• Required task
For each line that holds "upon", copy the line out.

(Stored entries)
>>>>>

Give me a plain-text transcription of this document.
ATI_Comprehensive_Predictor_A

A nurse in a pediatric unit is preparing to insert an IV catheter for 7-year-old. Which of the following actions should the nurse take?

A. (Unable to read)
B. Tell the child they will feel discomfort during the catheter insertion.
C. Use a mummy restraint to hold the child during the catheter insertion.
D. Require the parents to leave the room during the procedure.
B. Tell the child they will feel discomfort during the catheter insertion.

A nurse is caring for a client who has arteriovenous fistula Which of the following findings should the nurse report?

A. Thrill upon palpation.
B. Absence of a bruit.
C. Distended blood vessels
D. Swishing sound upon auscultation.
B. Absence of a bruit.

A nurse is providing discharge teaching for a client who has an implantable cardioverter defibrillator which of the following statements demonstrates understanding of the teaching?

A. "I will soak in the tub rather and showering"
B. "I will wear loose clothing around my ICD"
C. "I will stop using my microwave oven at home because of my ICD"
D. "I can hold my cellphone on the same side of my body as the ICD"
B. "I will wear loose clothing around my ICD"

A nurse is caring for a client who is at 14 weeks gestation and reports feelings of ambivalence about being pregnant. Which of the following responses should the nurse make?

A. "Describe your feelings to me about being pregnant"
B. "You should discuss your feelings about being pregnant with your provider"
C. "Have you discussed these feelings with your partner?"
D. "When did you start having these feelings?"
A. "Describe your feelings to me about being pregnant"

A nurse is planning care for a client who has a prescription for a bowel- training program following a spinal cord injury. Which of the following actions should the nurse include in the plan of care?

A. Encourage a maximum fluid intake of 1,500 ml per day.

<<<<<

• Solved exercise
A. Thrill upon palpation.
D. Swishing sound upon auscultation.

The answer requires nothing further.